* START *

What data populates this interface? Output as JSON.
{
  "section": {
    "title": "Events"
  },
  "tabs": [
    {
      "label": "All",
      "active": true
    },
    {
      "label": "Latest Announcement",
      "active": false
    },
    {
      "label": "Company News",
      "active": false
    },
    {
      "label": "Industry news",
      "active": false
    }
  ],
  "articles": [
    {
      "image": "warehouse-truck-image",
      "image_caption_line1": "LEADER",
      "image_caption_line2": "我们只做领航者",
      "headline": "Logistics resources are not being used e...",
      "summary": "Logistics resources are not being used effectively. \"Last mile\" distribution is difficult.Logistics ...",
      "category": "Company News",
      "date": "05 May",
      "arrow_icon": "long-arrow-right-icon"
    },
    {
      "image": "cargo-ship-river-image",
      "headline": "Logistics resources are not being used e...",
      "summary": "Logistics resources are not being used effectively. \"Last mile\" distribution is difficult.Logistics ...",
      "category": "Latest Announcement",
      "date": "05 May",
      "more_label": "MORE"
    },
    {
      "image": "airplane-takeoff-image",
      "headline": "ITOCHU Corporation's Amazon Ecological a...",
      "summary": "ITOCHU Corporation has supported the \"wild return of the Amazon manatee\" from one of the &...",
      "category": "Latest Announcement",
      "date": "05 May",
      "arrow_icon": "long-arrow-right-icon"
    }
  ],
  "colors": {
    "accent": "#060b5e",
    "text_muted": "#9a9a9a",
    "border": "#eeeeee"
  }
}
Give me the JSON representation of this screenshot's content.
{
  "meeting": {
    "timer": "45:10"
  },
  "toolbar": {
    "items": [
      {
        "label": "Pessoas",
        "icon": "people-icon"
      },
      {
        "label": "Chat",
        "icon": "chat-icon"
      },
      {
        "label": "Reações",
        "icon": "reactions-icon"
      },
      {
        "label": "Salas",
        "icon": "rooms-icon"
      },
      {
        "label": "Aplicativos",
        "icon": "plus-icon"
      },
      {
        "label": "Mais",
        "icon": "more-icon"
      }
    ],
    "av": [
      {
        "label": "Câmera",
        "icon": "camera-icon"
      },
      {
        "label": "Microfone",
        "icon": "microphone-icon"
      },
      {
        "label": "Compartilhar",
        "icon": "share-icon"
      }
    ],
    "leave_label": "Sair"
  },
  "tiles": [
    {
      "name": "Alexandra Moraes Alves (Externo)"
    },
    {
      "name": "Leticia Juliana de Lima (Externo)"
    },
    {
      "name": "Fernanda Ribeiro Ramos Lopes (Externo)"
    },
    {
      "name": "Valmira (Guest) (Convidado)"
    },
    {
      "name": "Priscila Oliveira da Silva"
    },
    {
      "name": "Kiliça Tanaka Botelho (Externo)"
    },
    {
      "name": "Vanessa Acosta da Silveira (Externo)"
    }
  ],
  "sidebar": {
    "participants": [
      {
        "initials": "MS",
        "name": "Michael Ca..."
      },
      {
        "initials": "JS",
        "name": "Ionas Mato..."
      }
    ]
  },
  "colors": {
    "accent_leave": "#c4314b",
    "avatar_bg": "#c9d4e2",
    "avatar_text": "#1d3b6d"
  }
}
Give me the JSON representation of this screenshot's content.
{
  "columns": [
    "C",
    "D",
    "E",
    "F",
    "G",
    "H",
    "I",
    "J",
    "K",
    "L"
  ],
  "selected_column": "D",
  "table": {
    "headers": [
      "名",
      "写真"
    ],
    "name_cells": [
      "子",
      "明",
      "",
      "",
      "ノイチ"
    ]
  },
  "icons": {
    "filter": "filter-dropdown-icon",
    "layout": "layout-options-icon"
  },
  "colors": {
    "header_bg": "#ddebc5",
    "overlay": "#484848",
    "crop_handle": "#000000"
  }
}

* END *

What is being asked
Return all of the entries exactly as written.

Result
What data populates this interface? Output as JSON.
{
  "section": {
    "title": "Events"
  },
  "tabs": [
    {
      "label": "All",
      "active": true
    },
    {
      "label": "Latest Announcement",
      "active": false
    },
    {
      "label": "Company News",
      "active": false
    },
    {
      "label": "Industry news",
      "active": false
    }
  ],
  "articles": [
    {
      "image": "warehouse-truck-image",
      "image_caption_line1": "LEADER",
      "image_caption_line2": "我们只做领航者",
      "headline": "Logistics resources are not being used e...",
      "summary": "Logistics resources are not being used effectively. \"Last mile\" distribution is difficult.Logistics ...",
      "category": "Company News",
      "date": "05 May",
      "arrow_icon": "long-arrow-right-icon"
    },
    {
      "image": "cargo-ship-river-image",
      "headline": "Logistics resources are not being used e...",
      "summary": "Logistics resources are not being used effectively. \"Last mile\" distribution is difficult.Logistics ...",
      "category": "Latest Announcement",
      "date": "05 May",
      "more_label": "MORE"
    },
    {
      "image": "airplane-takeoff-image",
      "headline": "ITOCHU Corporation's Amazon Ecological a...",
      "summary": "ITOCHU Corporation has supported the \"wild return of the Amazon manatee\" from one of the &...",
      "category": "Latest Announcement",
      "date": "05 May",
      "arrow_icon": "long-arrow-right-icon"
    }
  ],
  "colors": {
    "accent": "#060b5e",
    "text_muted": "#9a9a9a",
    "border": "#eeeeee"
  }
}
Give me the JSON representation of this screenshot's content.
{
  "meeting": {
    "timer": "45:10"
  },
  "toolbar": {
    "items": [
      {
        "label": "Pessoas",
        "icon": "people-icon"
      },
      {
        "label": "Chat",
        "icon": "chat-icon"
      },
      {
        "label": "Reações",
        "icon": "reactions-icon"
      },
      {
        "label": "Salas",
        "icon": "rooms-icon"
      },
      {
        "label": "Aplicativos",
        "icon": "plus-icon"
      },
      {
        "label": "Mais",
        "icon": "more-icon"
      }
    ],
    "av": [
      {
        "label": "Câmera",
        "icon": "camera-icon"
      },
      {
        "label": "Microfone",
        "icon": "microphone-icon"
      },
      {
        "label": "Compartilhar",
        "icon": "share-icon"
      }
    ],
    "leave_label": "Sair"
  },
  "tiles": [
    {
      "name": "Alexandra Moraes Alves (Externo)"
    },
    {
      "name": "Leticia Juliana de Lima (Externo)"
    },
    {
      "name": "Fernanda Ribeiro Ramos Lopes (Externo)"
    },
    {
      "name": "Valmira (Guest) (Convidado)"
    },
    {
      "name": "Priscila Oliveira da Silva"
    },
    {
      "name": "Kiliça Tanaka Botelho (Externo)"
    },
    {
      "name": "Vanessa Acosta da Silveira (Externo)"
    }
  ],
  "sidebar": {
    "participants": [
      {
        "initials": "MS",
        "name": "Michael Ca..."
      },
      {
        "initials": "JS",
        "name": "Ionas Mato..."
      }
    ]
  },
  "colors": {
    "accent_leave": "#c4314b",
    "avatar_bg": "#c9d4e2",
    "avatar_text": "#1d3b6d"
  }
}
Give me the JSON representation of this screenshot's content.
{
  "columns": [
    "C",
    "D",
    "E",
    "F",
    "G",
    "H",
    "I",
    "J",
    "K",
    "L"
  ],
  "selected_column": "D",
  "table": {
    "headers": [
      "名",
      "写真"
    ],
    "name_cells": [
      "子",
      "明",
      "",
      "",
      "ノイチ"
    ]
  },
  "icons": {
    "filter": "filter-dropdown-icon",
    "layout": "layout-options-icon"
  },
  "colors": {
    "header_bg": "#ddebc5",
    "overlay": "#484848",
    "crop_handle": "#000000"
  }
}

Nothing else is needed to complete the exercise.